[Stored data entries]
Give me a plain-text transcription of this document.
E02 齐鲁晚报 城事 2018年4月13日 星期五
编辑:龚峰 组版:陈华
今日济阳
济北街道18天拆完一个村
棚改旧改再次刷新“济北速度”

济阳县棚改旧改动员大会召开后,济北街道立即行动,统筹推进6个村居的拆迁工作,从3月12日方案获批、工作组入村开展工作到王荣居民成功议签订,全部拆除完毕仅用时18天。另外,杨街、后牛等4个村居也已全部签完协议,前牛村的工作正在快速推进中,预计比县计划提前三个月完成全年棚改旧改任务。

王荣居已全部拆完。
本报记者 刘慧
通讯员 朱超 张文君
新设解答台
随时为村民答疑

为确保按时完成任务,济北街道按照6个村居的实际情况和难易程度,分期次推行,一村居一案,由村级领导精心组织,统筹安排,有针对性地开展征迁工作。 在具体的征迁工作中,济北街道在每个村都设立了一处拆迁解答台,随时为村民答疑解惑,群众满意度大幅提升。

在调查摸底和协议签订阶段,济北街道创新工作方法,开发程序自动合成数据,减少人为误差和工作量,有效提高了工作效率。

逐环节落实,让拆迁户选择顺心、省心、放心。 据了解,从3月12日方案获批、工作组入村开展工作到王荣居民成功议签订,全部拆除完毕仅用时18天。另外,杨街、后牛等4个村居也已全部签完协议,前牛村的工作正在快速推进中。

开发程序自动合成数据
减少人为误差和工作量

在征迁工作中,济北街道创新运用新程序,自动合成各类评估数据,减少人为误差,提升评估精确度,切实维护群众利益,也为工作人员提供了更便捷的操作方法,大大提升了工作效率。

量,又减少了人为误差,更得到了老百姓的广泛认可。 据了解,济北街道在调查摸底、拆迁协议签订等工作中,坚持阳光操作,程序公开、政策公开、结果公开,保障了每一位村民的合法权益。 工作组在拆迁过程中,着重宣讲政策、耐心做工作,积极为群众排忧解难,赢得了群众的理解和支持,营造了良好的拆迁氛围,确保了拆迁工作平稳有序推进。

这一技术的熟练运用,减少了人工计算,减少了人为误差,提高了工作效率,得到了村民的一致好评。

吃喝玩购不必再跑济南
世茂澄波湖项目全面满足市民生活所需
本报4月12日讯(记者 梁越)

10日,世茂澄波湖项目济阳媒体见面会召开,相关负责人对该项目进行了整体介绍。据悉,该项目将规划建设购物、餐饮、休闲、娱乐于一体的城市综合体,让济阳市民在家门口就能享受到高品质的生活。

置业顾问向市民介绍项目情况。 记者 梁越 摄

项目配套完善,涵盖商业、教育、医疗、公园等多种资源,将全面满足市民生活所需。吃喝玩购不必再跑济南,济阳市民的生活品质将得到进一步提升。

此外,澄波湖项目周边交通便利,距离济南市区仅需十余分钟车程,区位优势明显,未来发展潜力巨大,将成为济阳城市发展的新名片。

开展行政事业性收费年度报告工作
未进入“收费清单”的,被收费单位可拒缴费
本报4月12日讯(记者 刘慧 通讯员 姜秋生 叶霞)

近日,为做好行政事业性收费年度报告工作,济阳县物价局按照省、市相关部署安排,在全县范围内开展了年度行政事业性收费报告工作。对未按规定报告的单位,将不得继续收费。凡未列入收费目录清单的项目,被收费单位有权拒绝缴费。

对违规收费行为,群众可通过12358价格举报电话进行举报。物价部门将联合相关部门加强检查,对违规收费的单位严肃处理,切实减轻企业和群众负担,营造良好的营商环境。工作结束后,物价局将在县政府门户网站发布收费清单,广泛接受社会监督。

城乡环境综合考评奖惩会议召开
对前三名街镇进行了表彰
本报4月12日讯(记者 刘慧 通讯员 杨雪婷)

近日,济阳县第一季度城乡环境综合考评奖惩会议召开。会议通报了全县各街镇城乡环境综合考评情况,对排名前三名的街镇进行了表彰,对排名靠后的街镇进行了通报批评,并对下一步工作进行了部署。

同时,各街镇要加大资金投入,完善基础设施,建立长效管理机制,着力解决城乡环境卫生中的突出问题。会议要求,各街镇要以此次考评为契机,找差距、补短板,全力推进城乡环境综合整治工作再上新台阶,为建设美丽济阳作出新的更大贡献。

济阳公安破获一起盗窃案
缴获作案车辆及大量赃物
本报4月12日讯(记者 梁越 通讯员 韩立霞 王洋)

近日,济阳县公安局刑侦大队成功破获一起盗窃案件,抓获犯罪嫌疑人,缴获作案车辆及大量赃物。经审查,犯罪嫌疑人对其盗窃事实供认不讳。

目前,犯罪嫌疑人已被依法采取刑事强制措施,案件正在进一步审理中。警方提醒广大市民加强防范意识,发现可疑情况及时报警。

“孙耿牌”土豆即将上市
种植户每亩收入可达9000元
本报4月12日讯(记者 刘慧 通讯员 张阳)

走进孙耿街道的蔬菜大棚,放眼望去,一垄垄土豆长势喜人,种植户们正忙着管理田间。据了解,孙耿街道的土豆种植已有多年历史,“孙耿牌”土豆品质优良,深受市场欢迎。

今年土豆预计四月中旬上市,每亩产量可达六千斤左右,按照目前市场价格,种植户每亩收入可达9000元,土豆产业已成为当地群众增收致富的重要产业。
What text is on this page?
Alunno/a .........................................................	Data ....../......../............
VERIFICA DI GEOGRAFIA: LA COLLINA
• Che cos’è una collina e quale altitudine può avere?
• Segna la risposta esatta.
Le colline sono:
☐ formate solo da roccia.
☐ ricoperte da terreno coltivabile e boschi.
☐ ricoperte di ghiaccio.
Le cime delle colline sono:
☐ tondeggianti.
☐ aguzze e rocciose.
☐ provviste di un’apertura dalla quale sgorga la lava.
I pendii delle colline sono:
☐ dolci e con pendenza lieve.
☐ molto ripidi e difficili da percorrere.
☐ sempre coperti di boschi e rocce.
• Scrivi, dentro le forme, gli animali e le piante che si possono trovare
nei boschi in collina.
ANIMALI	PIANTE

**Task statement**: Go through the listing and copy all of it exactly.

**Expected answer**:
Give me a plain-text transcription of this document.
E02 齐鲁晚报 城事 2018年4月13日 星期五
编辑:龚峰 组版:陈华
今日济阳
济北街道18天拆完一个村
棚改旧改再次刷新“济北速度”

济阳县棚改旧改动员大会召开后,济北街道立即行动,统筹推进6个村居的拆迁工作,从3月12日方案获批、工作组入村开展工作到王荣居民成功议签订,全部拆除完毕仅用时18天。另外,杨街、后牛等4个村居也已全部签完协议,前牛村的工作正在快速推进中,预计比县计划提前三个月完成全年棚改旧改任务。

王荣居已全部拆完。
本报记者 刘慧
通讯员 朱超 张文君
新设解答台
随时为村民答疑

为确保按时完成任务,济北街道按照6个村居的实际情况和难易程度,分期次推行,一村居一案,由村级领导精心组织,统筹安排,有针对性地开展征迁工作。 在具体的征迁工作中,济北街道在每个村都设立了一处拆迁解答台,随时为村民答疑解惑,群众满意度大幅提升。

在调查摸底和协议签订阶段,济北街道创新工作方法,开发程序自动合成数据,减少人为误差和工作量,有效提高了工作效率。

逐环节落实,让拆迁户选择顺心、省心、放心。 据了解,从3月12日方案获批、工作组入村开展工作到王荣居民成功议签订,全部拆除完毕仅用时18天。另外,杨街、后牛等4个村居也已全部签完协议,前牛村的工作正在快速推进中。

开发程序自动合成数据
减少人为误差和工作量

在征迁工作中,济北街道创新运用新程序,自动合成各类评估数据,减少人为误差,提升评估精确度,切实维护群众利益,也为工作人员提供了更便捷的操作方法,大大提升了工作效率。

量,又减少了人为误差,更得到了老百姓的广泛认可。 据了解,济北街道在调查摸底、拆迁协议签订等工作中,坚持阳光操作,程序公开、政策公开、结果公开,保障了每一位村民的合法权益。 工作组在拆迁过程中,着重宣讲政策、耐心做工作,积极为群众排忧解难,赢得了群众的理解和支持,营造了良好的拆迁氛围,确保了拆迁工作平稳有序推进。

这一技术的熟练运用,减少了人工计算,减少了人为误差,提高了工作效率,得到了村民的一致好评。

吃喝玩购不必再跑济南
世茂澄波湖项目全面满足市民生活所需
本报4月12日讯(记者 梁越)

10日,世茂澄波湖项目济阳媒体见面会召开,相关负责人对该项目进行了整体介绍。据悉,该项目将规划建设购物、餐饮、休闲、娱乐于一体的城市综合体,让济阳市民在家门口就能享受到高品质的生活。

置业顾问向市民介绍项目情况。 记者 梁越 摄

项目配套完善,涵盖商业、教育、医疗、公园等多种资源,将全面满足市民生活所需。吃喝玩购不必再跑济南,济阳市民的生活品质将得到进一步提升。

此外,澄波湖项目周边交通便利,距离济南市区仅需十余分钟车程,区位优势明显,未来发展潜力巨大,将成为济阳城市发展的新名片。

开展行政事业性收费年度报告工作
未进入“收费清单”的,被收费单位可拒缴费
本报4月12日讯(记者 刘慧 通讯员 姜秋生 叶霞)

近日,为做好行政事业性收费年度报告工作,济阳县物价局按照省、市相关部署安排,在全县范围内开展了年度行政事业性收费报告工作。对未按规定报告的单位,将不得继续收费。凡未列入收费目录清单的项目,被收费单位有权拒绝缴费。

对违规收费行为,群众可通过12358价格举报电话进行举报。物价部门将联合相关部门加强检查,对违规收费的单位严肃处理,切实减轻企业和群众负担,营造良好的营商环境。工作结束后,物价局将在县政府门户网站发布收费清单,广泛接受社会监督。

城乡环境综合考评奖惩会议召开
对前三名街镇进行了表彰
本报4月12日讯(记者 刘慧 通讯员 杨雪婷)

近日,济阳县第一季度城乡环境综合考评奖惩会议召开。会议通报了全县各街镇城乡环境综合考评情况,对排名前三名的街镇进行了表彰,对排名靠后的街镇进行了通报批评,并对下一步工作进行了部署。

同时,各街镇要加大资金投入,完善基础设施,建立长效管理机制,着力解决城乡环境卫生中的突出问题。会议要求,各街镇要以此次考评为契机,找差距、补短板,全力推进城乡环境综合整治工作再上新台阶,为建设美丽济阳作出新的更大贡献。

济阳公安破获一起盗窃案
缴获作案车辆及大量赃物
本报4月12日讯(记者 梁越 通讯员 韩立霞 王洋)

近日,济阳县公安局刑侦大队成功破获一起盗窃案件,抓获犯罪嫌疑人,缴获作案车辆及大量赃物。经审查,犯罪嫌疑人对其盗窃事实供认不讳。

目前,犯罪嫌疑人已被依法采取刑事强制措施,案件正在进一步审理中。警方提醒广大市民加强防范意识,发现可疑情况及时报警。

“孙耿牌”土豆即将上市
种植户每亩收入可达9000元
本报4月12日讯(记者 刘慧 通讯员 张阳)

走进孙耿街道的蔬菜大棚,放眼望去,一垄垄土豆长势喜人,种植户们正忙着管理田间。据了解,孙耿街道的土豆种植已有多年历史,“孙耿牌”土豆品质优良,深受市场欢迎。

今年土豆预计四月中旬上市,每亩产量可达六千斤左右,按照目前市场价格,种植户每亩收入可达9000元,土豆产业已成为当地群众增收致富的重要产业。
What text is on this page?
Alunno/a .........................................................	Data ....../......../............
VERIFICA DI GEOGRAFIA: LA COLLINA
• Che cos’è una collina e quale altitudine può avere?
• Segna la risposta esatta.
Le colline sono:
☐ formate solo da roccia.
☐ ricoperte da terreno coltivabile e boschi.
☐ ricoperte di ghiaccio.
Le cime delle colline sono:
☐ tondeggianti.
☐ aguzze e rocciose.
☐ provviste di un’apertura dalla quale sgorga la lava.
I pendii delle colline sono:
☐ dolci e con pendenza lieve.
☐ molto ripidi e difficili da percorrere.
☐ sempre coperti di boschi e rocce.
• Scrivi, dentro le forme, gli animali e le piante che si possono trovare
nei boschi in collina.
ANIMALI	PIANTE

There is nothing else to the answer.